__EXCERPTED RECORDS__.
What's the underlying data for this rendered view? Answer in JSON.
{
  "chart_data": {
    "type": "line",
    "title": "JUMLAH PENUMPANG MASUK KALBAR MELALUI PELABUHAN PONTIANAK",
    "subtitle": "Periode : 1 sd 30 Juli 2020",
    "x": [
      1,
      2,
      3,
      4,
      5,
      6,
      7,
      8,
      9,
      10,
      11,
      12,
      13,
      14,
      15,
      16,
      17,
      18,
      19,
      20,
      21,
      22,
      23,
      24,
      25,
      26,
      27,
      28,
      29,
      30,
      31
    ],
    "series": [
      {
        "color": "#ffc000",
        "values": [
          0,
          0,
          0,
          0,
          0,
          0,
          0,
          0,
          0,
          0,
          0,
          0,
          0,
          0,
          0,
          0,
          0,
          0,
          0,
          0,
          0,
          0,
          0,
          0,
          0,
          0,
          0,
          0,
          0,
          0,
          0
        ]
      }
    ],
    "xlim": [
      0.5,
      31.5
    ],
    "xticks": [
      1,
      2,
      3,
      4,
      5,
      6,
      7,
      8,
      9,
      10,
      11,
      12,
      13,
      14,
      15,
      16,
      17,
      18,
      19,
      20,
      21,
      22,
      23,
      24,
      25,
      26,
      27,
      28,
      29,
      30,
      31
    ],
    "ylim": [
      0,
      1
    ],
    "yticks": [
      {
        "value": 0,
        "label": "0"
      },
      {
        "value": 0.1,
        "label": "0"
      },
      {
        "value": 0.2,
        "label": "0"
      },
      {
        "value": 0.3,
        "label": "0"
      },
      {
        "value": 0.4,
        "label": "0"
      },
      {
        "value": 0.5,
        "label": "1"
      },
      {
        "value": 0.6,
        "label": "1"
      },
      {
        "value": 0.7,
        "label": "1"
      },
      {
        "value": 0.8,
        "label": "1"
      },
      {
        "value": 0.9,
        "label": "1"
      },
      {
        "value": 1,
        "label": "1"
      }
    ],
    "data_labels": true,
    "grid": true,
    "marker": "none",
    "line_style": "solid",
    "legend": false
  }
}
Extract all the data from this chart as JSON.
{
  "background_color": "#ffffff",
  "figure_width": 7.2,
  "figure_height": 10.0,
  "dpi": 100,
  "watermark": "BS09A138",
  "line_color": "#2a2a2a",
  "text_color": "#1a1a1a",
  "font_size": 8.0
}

__TASK STATEMENT__. Reproduce the listing above exactly from the line containing "Extract all the data from this chart as JSON." through its last line, with both of those lines included.

__COMPLETED EXERCISE__.
Extract all the data from this chart as JSON.
{
  "background_color": "#ffffff",
  "figure_width": 7.2,
  "figure_height": 10.0,
  "dpi": 100,
  "watermark": "BS09A138",
  "line_color": "#2a2a2a",
  "text_color": "#1a1a1a",
  "font_size": 8.0
}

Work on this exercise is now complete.